**WRITTEN PROBLEM**
Identify the lines holding "user" and copy them.

>> begin DATASET ROWS

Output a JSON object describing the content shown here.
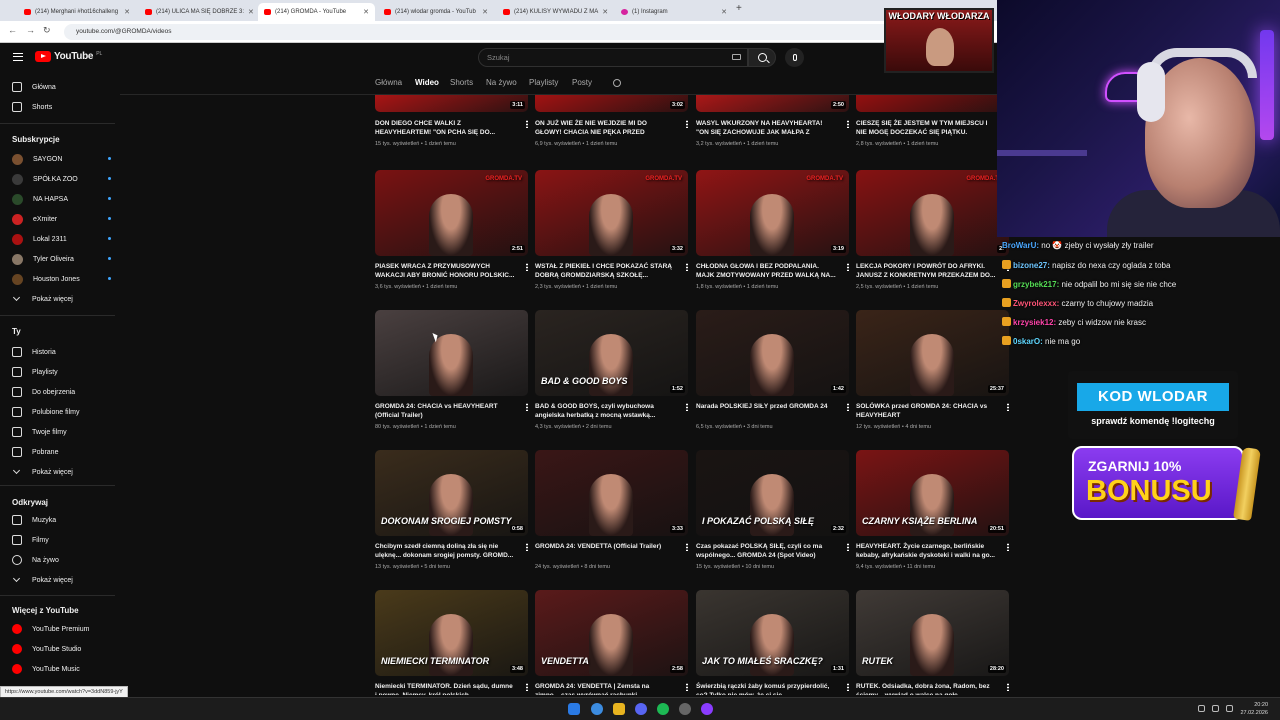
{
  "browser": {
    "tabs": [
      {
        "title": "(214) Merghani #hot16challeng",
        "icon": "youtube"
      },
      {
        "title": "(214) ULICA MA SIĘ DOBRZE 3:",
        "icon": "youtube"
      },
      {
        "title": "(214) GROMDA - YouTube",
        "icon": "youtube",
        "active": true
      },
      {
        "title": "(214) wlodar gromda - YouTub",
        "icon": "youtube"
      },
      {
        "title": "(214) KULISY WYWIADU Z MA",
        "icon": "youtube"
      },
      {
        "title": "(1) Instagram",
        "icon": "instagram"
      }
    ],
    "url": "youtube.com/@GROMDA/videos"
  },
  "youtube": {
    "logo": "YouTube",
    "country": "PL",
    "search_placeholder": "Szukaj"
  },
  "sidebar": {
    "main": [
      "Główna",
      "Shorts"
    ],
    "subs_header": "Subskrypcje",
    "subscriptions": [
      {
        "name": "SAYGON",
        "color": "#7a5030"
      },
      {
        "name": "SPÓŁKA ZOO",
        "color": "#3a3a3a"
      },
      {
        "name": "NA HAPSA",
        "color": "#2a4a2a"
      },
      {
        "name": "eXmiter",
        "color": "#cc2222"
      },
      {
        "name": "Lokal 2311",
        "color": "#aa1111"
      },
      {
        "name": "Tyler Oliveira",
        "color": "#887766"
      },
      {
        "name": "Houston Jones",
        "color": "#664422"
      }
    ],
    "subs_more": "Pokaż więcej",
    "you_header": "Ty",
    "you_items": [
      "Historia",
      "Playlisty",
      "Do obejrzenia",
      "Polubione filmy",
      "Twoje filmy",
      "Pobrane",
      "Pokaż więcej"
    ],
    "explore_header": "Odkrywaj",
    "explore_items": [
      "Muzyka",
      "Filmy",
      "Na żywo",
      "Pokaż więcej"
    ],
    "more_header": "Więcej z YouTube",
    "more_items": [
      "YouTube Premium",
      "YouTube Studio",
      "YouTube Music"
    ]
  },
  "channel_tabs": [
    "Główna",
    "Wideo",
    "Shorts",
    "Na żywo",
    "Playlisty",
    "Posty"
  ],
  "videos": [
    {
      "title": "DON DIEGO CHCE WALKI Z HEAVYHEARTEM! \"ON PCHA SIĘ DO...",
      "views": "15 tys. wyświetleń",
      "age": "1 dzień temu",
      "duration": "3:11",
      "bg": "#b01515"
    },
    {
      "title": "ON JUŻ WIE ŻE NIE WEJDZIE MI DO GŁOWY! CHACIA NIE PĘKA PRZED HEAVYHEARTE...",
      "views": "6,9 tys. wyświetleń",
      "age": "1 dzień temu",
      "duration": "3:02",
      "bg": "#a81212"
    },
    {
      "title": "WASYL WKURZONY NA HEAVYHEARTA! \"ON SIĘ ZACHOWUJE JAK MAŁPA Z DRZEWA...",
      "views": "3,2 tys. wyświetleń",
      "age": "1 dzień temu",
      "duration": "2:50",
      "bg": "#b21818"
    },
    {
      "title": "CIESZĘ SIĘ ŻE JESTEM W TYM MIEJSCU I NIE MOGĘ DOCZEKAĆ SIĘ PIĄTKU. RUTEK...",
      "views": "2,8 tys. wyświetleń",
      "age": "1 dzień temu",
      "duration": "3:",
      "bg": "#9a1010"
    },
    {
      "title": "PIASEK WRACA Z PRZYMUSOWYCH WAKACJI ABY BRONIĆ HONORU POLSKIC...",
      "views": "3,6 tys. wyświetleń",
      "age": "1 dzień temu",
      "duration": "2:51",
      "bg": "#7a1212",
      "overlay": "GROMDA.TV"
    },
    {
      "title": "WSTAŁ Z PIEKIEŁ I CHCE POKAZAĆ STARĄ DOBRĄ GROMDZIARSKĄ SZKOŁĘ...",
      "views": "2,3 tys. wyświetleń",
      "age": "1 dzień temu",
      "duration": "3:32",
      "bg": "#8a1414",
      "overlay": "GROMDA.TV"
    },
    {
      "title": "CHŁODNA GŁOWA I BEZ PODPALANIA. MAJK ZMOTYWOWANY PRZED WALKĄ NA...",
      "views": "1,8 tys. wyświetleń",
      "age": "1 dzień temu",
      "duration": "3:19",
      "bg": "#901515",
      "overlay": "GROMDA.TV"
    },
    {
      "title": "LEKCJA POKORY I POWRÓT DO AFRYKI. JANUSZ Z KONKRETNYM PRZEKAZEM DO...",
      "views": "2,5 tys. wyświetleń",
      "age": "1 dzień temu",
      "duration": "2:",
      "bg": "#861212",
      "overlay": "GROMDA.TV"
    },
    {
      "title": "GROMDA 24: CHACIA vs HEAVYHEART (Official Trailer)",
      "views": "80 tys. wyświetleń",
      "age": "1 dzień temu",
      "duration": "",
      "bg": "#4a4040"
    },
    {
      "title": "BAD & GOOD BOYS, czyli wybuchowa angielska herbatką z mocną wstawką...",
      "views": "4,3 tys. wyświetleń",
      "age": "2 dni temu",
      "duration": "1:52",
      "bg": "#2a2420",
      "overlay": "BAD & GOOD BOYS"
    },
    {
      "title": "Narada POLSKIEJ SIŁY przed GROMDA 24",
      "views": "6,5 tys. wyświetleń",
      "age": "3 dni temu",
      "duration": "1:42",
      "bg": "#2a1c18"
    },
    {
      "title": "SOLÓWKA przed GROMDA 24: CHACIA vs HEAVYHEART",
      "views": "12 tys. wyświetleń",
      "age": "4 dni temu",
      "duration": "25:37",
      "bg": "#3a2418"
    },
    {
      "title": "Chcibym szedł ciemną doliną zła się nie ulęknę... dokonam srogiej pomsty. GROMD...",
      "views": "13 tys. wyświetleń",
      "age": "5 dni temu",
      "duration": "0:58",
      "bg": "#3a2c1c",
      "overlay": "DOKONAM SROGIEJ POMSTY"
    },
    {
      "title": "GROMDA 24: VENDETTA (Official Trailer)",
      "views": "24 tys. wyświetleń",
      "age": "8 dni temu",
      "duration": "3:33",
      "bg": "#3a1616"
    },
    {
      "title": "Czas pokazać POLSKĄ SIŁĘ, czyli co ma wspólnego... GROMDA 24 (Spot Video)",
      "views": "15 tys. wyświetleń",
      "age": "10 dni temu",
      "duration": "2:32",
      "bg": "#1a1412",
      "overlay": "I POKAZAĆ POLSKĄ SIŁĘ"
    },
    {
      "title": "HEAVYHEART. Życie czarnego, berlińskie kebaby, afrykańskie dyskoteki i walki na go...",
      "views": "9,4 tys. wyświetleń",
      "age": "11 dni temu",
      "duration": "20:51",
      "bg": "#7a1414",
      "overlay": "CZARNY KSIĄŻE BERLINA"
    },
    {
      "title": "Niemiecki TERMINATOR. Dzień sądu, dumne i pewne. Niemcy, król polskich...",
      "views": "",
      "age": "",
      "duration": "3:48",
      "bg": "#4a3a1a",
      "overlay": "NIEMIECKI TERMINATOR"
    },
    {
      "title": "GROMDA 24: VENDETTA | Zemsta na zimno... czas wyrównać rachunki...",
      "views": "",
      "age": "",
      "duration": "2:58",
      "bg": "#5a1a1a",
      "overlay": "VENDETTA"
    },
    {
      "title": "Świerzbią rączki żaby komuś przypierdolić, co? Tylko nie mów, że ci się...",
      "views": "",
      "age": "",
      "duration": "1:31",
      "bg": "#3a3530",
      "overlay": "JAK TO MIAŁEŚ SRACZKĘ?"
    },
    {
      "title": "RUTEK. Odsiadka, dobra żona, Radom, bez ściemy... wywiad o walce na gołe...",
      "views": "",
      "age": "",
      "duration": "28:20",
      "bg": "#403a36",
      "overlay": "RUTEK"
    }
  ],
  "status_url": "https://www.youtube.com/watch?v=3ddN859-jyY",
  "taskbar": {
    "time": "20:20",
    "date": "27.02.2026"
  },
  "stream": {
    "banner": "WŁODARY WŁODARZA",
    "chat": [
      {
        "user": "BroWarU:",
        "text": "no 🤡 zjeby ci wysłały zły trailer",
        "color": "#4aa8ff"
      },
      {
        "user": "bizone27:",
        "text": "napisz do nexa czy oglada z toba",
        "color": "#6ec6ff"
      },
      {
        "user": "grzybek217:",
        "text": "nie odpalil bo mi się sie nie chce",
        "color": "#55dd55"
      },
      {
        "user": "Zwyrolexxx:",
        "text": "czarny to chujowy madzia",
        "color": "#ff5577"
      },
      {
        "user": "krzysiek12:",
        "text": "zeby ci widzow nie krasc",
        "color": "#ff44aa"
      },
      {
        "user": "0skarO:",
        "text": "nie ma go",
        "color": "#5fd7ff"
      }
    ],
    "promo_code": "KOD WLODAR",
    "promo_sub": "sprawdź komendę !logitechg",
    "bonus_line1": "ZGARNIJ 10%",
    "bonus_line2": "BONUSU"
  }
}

>> end DATASET ROWS
>> begin DATASET ROWS

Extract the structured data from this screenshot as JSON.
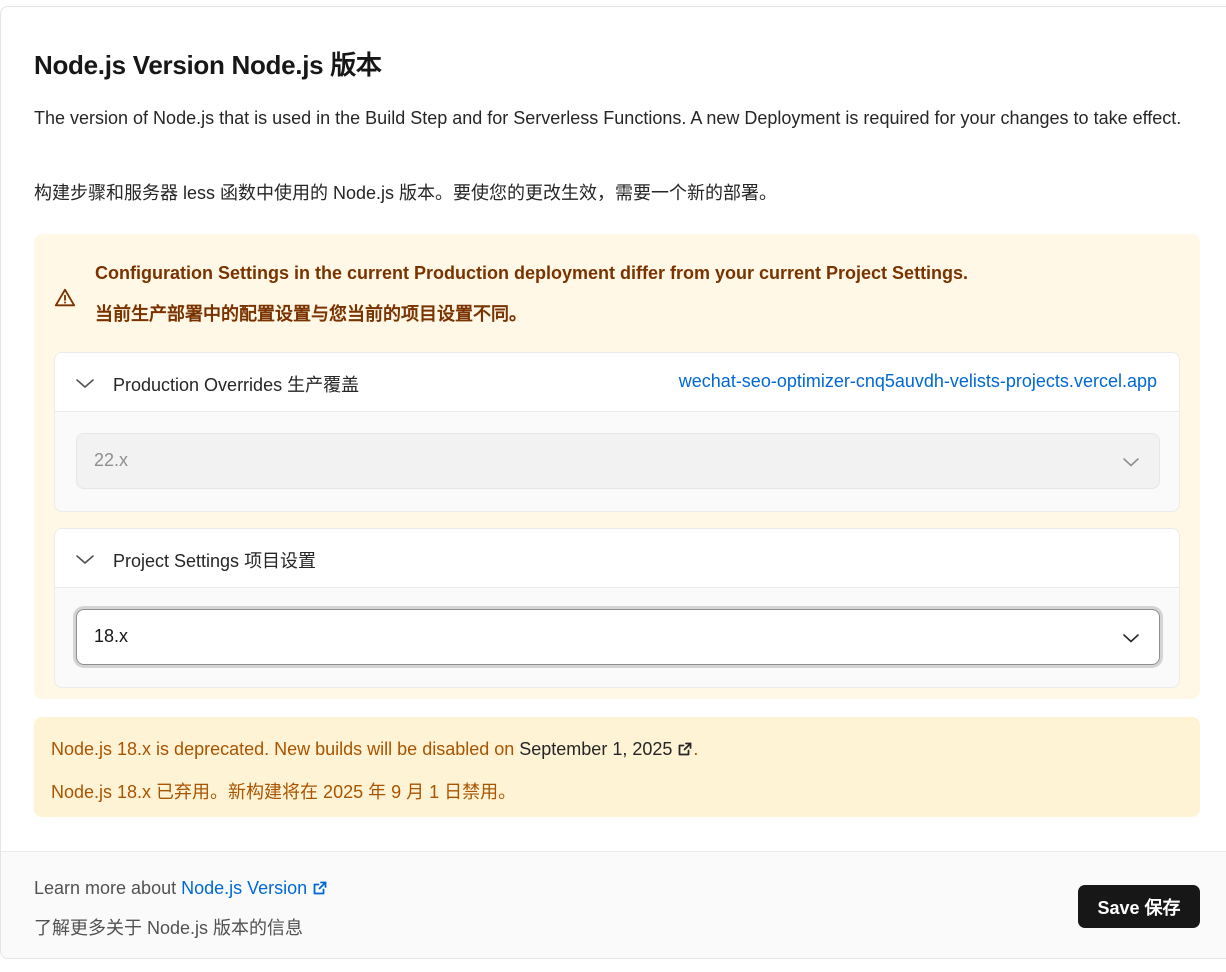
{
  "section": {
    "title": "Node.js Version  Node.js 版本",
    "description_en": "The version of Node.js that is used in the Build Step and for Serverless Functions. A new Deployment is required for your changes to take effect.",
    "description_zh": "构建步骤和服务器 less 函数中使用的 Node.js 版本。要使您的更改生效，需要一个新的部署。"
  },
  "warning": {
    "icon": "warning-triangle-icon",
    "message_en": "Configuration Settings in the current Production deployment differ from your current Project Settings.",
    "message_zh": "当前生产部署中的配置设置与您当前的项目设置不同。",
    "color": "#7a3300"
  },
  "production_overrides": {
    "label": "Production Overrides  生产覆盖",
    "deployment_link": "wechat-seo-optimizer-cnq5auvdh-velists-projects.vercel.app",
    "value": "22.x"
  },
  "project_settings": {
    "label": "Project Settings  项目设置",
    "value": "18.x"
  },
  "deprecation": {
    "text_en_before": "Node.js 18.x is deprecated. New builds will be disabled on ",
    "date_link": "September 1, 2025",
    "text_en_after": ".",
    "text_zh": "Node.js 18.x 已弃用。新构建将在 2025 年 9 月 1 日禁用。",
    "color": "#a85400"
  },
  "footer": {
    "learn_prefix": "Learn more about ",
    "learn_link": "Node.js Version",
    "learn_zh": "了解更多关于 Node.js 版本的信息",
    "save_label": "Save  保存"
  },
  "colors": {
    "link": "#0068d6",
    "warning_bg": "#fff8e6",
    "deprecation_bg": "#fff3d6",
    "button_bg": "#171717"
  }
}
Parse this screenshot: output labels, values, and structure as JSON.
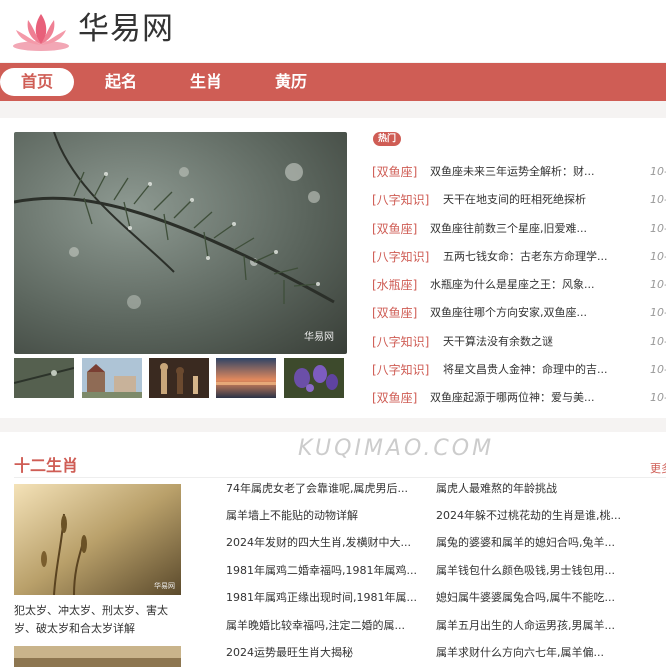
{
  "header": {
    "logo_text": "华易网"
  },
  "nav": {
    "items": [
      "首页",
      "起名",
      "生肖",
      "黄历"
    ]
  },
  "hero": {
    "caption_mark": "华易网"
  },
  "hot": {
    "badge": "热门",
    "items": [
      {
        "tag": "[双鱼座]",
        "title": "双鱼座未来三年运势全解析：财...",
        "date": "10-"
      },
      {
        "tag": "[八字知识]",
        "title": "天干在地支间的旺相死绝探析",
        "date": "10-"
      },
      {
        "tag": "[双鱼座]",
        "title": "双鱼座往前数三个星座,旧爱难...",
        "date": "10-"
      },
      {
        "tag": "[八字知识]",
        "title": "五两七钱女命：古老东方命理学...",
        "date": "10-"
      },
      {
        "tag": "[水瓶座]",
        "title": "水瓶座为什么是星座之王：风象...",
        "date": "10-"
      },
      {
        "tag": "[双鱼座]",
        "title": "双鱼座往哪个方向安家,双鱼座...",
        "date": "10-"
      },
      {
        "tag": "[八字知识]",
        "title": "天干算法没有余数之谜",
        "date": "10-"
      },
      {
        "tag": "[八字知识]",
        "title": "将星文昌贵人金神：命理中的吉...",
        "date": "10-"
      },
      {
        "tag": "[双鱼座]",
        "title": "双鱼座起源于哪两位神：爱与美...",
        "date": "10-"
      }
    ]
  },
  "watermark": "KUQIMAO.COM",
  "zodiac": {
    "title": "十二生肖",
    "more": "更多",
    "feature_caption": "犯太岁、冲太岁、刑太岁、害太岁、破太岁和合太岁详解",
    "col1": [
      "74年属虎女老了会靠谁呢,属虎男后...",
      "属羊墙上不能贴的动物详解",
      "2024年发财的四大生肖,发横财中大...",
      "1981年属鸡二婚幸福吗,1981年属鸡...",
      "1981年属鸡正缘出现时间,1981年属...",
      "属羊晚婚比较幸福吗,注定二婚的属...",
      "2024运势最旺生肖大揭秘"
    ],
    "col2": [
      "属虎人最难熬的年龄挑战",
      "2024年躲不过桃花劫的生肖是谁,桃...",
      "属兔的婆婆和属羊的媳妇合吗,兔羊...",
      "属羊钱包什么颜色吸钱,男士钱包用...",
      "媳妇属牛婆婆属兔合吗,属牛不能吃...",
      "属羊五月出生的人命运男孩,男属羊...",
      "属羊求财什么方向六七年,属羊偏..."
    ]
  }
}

>> end DATASET ROWS

**SOLUTION FOR THIS PROBLEM**
        "user": "BroWarU:",
        "user": "bizone27:",
        "user": "grzybek217:",
        "user": "Zwyrolexxx:",
        "user": "krzysiek12:",
        "user": "0skarO:",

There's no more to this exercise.